■ Passage given
# AlbertHost for sale?



## SrsX (Nov 28, 2013)

I don't personally know the host, but saw this pop up on WHT, sadly can't view it though.


----------



## MannDude (Nov 28, 2013)

"Who?"

That is what I ask myself often with these hosts failing.


----------



## MartinD (Nov 28, 2013)

Doesn't mention any customers.


----------



## scv (Nov 28, 2013)

AlbertHost just makes me think of RobertHost ...


----------



## Francisco (Nov 28, 2013)

What a silly way to name your company.

Francisco

*Fran*tech Solutions


----------



## MartinD (Nov 28, 2013)

Sig spam. Sake.


----------



## drserver (Nov 28, 2013)

This is big host ?


----------



## notFound (Nov 28, 2013)

I am slightly baffed...

https://www.diigo.com/item/p/cadbocqzbrsrapcsszbcbaaeca/74ee886716cea1bfa8d8da6d06ea64de

He has two shared hosting clients? Or am I just tired?


----------



## SrsX (Nov 28, 2013)

notFound said:


> I am slightly baffed...
> 
> https://www.diigo.com/item/p/cadbocqzbrsrapcsszbcbaaeca/74ee886716cea1bfa8d8da6d06ea64de
> 
> He has two shared hosting clients? Or am I just tired?


... what did I just read?


----------



## WSWD (Nov 28, 2013)

notFound said:


> He has two shared hosting clients? Or am I just tired?

■ Supplied material
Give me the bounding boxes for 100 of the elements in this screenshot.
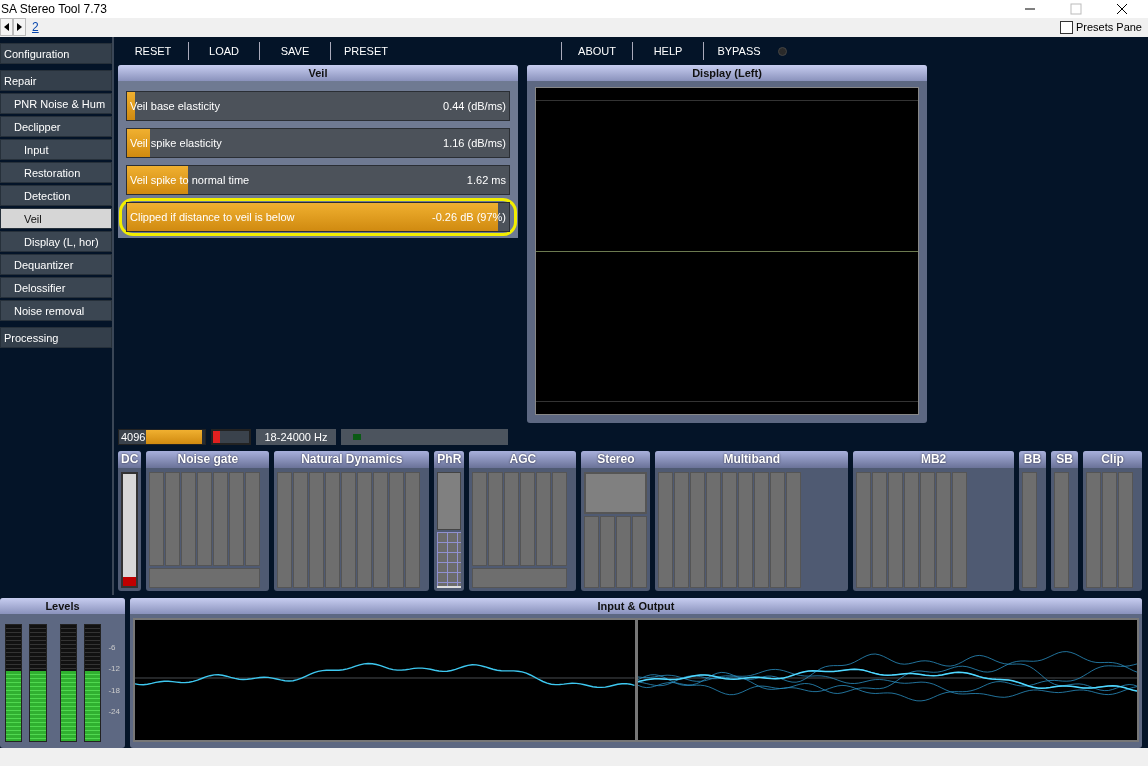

■ The tasks
A. Answer these from the forum thread about AlbertHost:
(i) On which site did SrsX see the sale pop up?
(ii) Which name does AlbertHost bring to mind for scv?
(iii) How many shared hosting clients does notFound wonder the host has?
B. Write the next part of the forum thread about AlbertHost, picking up right after the last line shown.

■ Answers for the exercise
A.
(i) WHT
(ii) RobertHost
(iii) Two

B.
You're tired.  Looks like he has 1 client.  The other was terminated for spamming.  LOL!!


----------



## concerto49 (Nov 28, 2013)

WSWD said:


> You're tired. Looks like he has 1 client. The other was terminated for spamming. LOL!!


The other client is himself?


----------



## HalfEatenPie (Nov 28, 2013)

So...

1 Client?


----------



## vRozenSch00n (Nov 28, 2013)

Yup, according to Sean Connery in *The Hunt For Red October* : "One ping only"

Poor chap. I guess he had to deal with charges from his upstream provider do to the spamming issue..


----------



## Francisco (Nov 28, 2013)

Honestly it's possible.

A lot of dedi places charge $200 - $250 per listing.

Francisco


----------



## Eric1212 (Dec 4, 2013)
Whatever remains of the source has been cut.